— Start of Exercise input —

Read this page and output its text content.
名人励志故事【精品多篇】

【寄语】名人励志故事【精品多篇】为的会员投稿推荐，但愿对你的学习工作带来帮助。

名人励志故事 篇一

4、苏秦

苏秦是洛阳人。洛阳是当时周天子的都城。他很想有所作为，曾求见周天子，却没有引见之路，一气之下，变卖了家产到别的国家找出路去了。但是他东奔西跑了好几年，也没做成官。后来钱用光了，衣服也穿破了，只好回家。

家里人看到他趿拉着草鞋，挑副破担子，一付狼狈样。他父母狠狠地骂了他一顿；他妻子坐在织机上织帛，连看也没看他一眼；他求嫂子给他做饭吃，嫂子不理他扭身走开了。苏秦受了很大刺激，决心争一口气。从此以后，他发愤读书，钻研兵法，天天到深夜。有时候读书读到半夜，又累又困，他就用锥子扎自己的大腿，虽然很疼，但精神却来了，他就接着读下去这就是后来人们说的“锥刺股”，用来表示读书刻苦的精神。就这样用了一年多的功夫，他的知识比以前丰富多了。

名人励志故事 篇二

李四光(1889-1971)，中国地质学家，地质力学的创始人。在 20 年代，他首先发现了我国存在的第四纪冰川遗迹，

— End of Exercise input —

Work to be completed: Copy all lines from the material that contain "名人励志故事".

Answer to the task:
名人励志故事【精品多篇】
【寄语】名人励志故事【精品多篇】为的会员投稿推荐，但愿对你的学习工作带来帮助。
名人励志故事 篇一
名人励志故事 篇二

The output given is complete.